┌─ Material for this exercise

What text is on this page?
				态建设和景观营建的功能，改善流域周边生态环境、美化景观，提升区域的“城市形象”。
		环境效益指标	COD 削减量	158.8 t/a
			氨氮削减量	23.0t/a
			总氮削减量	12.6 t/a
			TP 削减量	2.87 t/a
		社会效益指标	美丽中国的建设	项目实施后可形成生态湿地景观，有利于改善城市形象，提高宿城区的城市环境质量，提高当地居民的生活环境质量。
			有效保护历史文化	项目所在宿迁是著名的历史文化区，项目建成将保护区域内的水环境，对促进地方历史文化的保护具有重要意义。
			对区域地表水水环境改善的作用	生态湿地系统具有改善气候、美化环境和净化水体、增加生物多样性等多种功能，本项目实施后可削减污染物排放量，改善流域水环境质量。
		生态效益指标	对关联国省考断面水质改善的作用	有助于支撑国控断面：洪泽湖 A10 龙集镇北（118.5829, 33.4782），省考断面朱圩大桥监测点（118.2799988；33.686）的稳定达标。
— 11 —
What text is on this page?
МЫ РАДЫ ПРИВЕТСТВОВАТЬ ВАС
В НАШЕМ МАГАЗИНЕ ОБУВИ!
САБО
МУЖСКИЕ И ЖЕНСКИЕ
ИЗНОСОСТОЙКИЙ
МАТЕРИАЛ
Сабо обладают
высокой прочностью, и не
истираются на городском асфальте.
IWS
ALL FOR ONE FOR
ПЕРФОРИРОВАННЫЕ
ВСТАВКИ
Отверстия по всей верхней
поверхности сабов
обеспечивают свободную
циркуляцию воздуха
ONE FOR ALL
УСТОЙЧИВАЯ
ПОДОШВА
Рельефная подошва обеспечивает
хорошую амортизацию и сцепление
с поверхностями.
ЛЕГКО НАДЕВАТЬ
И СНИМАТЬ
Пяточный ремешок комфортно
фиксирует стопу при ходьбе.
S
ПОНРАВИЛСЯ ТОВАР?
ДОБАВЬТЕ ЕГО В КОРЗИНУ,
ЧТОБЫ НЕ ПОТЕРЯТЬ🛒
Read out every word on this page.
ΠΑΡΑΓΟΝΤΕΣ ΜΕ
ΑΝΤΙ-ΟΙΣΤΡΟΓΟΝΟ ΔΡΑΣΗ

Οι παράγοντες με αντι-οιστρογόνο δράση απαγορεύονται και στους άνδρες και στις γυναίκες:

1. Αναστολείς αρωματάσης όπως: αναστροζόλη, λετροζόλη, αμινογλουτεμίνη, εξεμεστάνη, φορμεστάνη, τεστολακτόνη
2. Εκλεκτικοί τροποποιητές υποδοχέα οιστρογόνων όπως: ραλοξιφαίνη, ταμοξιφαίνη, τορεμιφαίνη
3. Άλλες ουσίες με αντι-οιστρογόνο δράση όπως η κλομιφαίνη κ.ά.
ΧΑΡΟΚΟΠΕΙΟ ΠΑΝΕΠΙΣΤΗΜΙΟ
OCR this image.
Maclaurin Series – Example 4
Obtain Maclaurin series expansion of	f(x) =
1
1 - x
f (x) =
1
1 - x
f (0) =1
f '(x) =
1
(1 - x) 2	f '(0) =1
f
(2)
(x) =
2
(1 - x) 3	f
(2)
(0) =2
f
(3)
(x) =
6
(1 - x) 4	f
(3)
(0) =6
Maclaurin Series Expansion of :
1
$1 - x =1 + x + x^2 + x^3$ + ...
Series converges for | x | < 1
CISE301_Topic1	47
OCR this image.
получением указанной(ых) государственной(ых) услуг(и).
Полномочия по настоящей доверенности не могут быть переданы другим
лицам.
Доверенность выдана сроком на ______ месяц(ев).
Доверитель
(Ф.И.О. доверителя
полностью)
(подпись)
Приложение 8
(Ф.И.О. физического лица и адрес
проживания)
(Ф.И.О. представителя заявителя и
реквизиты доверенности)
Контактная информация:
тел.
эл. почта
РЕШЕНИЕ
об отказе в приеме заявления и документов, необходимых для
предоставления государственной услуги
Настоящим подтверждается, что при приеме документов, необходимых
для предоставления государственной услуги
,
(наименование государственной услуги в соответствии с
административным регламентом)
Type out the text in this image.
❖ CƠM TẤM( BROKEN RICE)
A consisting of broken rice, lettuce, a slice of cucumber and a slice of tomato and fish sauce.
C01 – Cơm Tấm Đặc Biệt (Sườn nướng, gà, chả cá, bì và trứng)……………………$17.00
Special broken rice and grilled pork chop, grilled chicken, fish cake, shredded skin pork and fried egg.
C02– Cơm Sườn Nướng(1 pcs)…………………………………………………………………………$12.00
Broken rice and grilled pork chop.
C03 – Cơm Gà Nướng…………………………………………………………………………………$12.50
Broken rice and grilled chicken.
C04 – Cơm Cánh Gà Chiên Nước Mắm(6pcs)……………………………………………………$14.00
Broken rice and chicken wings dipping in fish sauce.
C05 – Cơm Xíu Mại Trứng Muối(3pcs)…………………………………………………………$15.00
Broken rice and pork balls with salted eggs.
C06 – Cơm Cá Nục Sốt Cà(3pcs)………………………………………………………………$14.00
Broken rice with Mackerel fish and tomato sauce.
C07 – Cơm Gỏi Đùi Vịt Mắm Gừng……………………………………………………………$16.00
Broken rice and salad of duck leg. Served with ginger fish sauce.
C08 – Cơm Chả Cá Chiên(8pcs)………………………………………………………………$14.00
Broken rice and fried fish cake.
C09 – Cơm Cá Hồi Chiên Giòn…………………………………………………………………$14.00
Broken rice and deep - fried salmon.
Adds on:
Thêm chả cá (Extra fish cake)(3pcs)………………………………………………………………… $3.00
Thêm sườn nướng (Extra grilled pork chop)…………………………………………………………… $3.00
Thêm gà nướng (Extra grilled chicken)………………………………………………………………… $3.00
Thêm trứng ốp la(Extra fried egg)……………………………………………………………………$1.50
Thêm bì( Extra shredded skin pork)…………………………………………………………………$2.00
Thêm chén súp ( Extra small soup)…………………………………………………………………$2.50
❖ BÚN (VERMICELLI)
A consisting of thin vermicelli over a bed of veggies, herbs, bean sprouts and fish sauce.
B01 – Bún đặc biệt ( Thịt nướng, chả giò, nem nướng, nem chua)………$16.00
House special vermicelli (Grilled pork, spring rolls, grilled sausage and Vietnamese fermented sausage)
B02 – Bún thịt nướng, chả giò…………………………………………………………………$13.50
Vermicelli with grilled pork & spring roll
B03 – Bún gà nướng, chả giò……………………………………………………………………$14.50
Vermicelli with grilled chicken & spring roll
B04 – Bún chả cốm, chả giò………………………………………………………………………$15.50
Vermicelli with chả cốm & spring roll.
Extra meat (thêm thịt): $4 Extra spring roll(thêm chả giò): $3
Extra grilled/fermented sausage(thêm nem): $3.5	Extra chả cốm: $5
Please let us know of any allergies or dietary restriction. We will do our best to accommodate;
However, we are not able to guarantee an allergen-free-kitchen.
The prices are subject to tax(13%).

└─

-- Exercise details --
Set out the complete listing exactly as shown.

-- Completed exercise --
What text is on this page?
				态建设和景观营建的功能，改善流域周边生态环境、美化景观，提升区域的“城市形象”。
		环境效益指标	COD 削减量	158.8 t/a
			氨氮削减量	23.0t/a
			总氮削减量	12.6 t/a
			TP 削减量	2.87 t/a
		社会效益指标	美丽中国的建设	项目实施后可形成生态湿地景观，有利于改善城市形象，提高宿城区的城市环境质量，提高当地居民的生活环境质量。
			有效保护历史文化	项目所在宿迁是著名的历史文化区，项目建成将保护区域内的水环境，对促进地方历史文化的保护具有重要意义。
			对区域地表水水环境改善的作用	生态湿地系统具有改善气候、美化环境和净化水体、增加生物多样性等多种功能，本项目实施后可削减污染物排放量，改善流域水环境质量。
		生态效益指标	对关联国省考断面水质改善的作用	有助于支撑国控断面：洪泽湖 A10 龙集镇北（118.5829, 33.4782），省考断面朱圩大桥监测点（118.2799988；33.686）的稳定达标。
— 11 —
What text is on this page?
МЫ РАДЫ ПРИВЕТСТВОВАТЬ ВАС
В НАШЕМ МАГАЗИНЕ ОБУВИ!
САБО
МУЖСКИЕ И ЖЕНСКИЕ
ИЗНОСОСТОЙКИЙ
МАТЕРИАЛ
Сабо обладают
высокой прочностью, и не
истираются на городском асфальте.
IWS
ALL FOR ONE FOR
ПЕРФОРИРОВАННЫЕ
ВСТАВКИ
Отверстия по всей верхней
поверхности сабов
обеспечивают свободную
циркуляцию воздуха
ONE FOR ALL
УСТОЙЧИВАЯ
ПОДОШВА
Рельефная подошва обеспечивает
хорошую амортизацию и сцепление
с поверхностями.
ЛЕГКО НАДЕВАТЬ
И СНИМАТЬ
Пяточный ремешок комфортно
фиксирует стопу при ходьбе.
S
ПОНРАВИЛСЯ ТОВАР?
ДОБАВЬТЕ ЕГО В КОРЗИНУ,
ЧТОБЫ НЕ ПОТЕРЯТЬ🛒
Read out every word on this page.
ΠΑΡΑΓΟΝΤΕΣ ΜΕ
ΑΝΤΙ-ΟΙΣΤΡΟΓΟΝΟ ΔΡΑΣΗ

Οι παράγοντες με αντι-οιστρογόνο δράση απαγορεύονται και στους άνδρες και στις γυναίκες:

1. Αναστολείς αρωματάσης όπως: αναστροζόλη, λετροζόλη, αμινογλουτεμίνη, εξεμεστάνη, φορμεστάνη, τεστολακτόνη
2. Εκλεκτικοί τροποποιητές υποδοχέα οιστρογόνων όπως: ραλοξιφαίνη, ταμοξιφαίνη, τορεμιφαίνη
3. Άλλες ουσίες με αντι-οιστρογόνο δράση όπως η κλομιφαίνη κ.ά.
ΧΑΡΟΚΟΠΕΙΟ ΠΑΝΕΠΙΣΤΗΜΙΟ
OCR this image.
Maclaurin Series – Example 4
Obtain Maclaurin series expansion of	f(x) =
1
1 - x
f (x) =
1
1 - x
f (0) =1
f '(x) =
1
(1 - x) 2	f '(0) =1
f
(2)
(x) =
2
(1 - x) 3	f
(2)
(0) =2
f
(3)
(x) =
6
(1 - x) 4	f
(3)
(0) =6
Maclaurin Series Expansion of :
1
$1 - x =1 + x + x^2 + x^3$ + ...
Series converges for | x | < 1
CISE301_Topic1	47
OCR this image.
получением указанной(ых) государственной(ых) услуг(и).
Полномочия по настоящей доверенности не могут быть переданы другим
лицам.
Доверенность выдана сроком на ______ месяц(ев).
Доверитель
(Ф.И.О. доверителя
полностью)
(подпись)
Приложение 8
(Ф.И.О. физического лица и адрес
проживания)
(Ф.И.О. представителя заявителя и
реквизиты доверенности)
Контактная информация:
тел.
эл. почта
РЕШЕНИЕ
об отказе в приеме заявления и документов, необходимых для
предоставления государственной услуги
Настоящим подтверждается, что при приеме документов, необходимых
для предоставления государственной услуги
,
(наименование государственной услуги в соответствии с
административным регламентом)
Type out the text in this image.
❖ CƠM TẤM( BROKEN RICE)
A consisting of broken rice, lettuce, a slice of cucumber and a slice of tomato and fish sauce.
C01 – Cơm Tấm Đặc Biệt (Sườn nướng, gà, chả cá, bì và trứng)……………………$17.00
Special broken rice and grilled pork chop, grilled chicken, fish cake, shredded skin pork and fried egg.
C02– Cơm Sườn Nướng(1 pcs)…………………………………………………………………………$12.00
Broken rice and grilled pork chop.
C03 – Cơm Gà Nướng…………………………………………………………………………………$12.50
Broken rice and grilled chicken.
C04 – Cơm Cánh Gà Chiên Nước Mắm(6pcs)……………………………………………………$14.00
Broken rice and chicken wings dipping in fish sauce.
C05 – Cơm Xíu Mại Trứng Muối(3pcs)…………………………………………………………$15.00
Broken rice and pork balls with salted eggs.
C06 – Cơm Cá Nục Sốt Cà(3pcs)………………………………………………………………$14.00
Broken rice with Mackerel fish and tomato sauce.
C07 – Cơm Gỏi Đùi Vịt Mắm Gừng……………………………………………………………$16.00
Broken rice and salad of duck leg. Served with ginger fish sauce.
C08 – Cơm Chả Cá Chiên(8pcs)………………………………………………………………$14.00
Broken rice and fried fish cake.
C09 – Cơm Cá Hồi Chiên Giòn…………………………………………………………………$14.00
Broken rice and deep - fried salmon.
Adds on:
Thêm chả cá (Extra fish cake)(3pcs)………………………………………………………………… $3.00
Thêm sườn nướng (Extra grilled pork chop)…………………………………………………………… $3.00
Thêm gà nướng (Extra grilled chicken)………………………………………………………………… $3.00
Thêm trứng ốp la(Extra fried egg)……………………………………………………………………$1.50
Thêm bì( Extra shredded skin pork)…………………………………………………………………$2.00
Thêm chén súp ( Extra small soup)…………………………………………………………………$2.50
❖ BÚN (VERMICELLI)
A consisting of thin vermicelli over a bed of veggies, herbs, bean sprouts and fish sauce.
B01 – Bún đặc biệt ( Thịt nướng, chả giò, nem nướng, nem chua)………$16.00
House special vermicelli (Grilled pork, spring rolls, grilled sausage and Vietnamese fermented sausage)
B02 – Bún thịt nướng, chả giò…………………………………………………………………$13.50
Vermicelli with grilled pork & spring roll
B03 – Bún gà nướng, chả giò……………………………………………………………………$14.50
Vermicelli with grilled chicken & spring roll
B04 – Bún chả cốm, chả giò………………………………………………………………………$15.50
Vermicelli with chả cốm & spring roll.
Extra meat (thêm thịt): $4 Extra spring roll(thêm chả giò): $3
Extra grilled/fermented sausage(thêm nem): $3.5	Extra chả cốm: $5
Please let us know of any allergies or dietary restriction. We will do our best to accommodate;
However, we are not able to guarantee an allergen-free-kitchen.
The prices are subject to tax(13%).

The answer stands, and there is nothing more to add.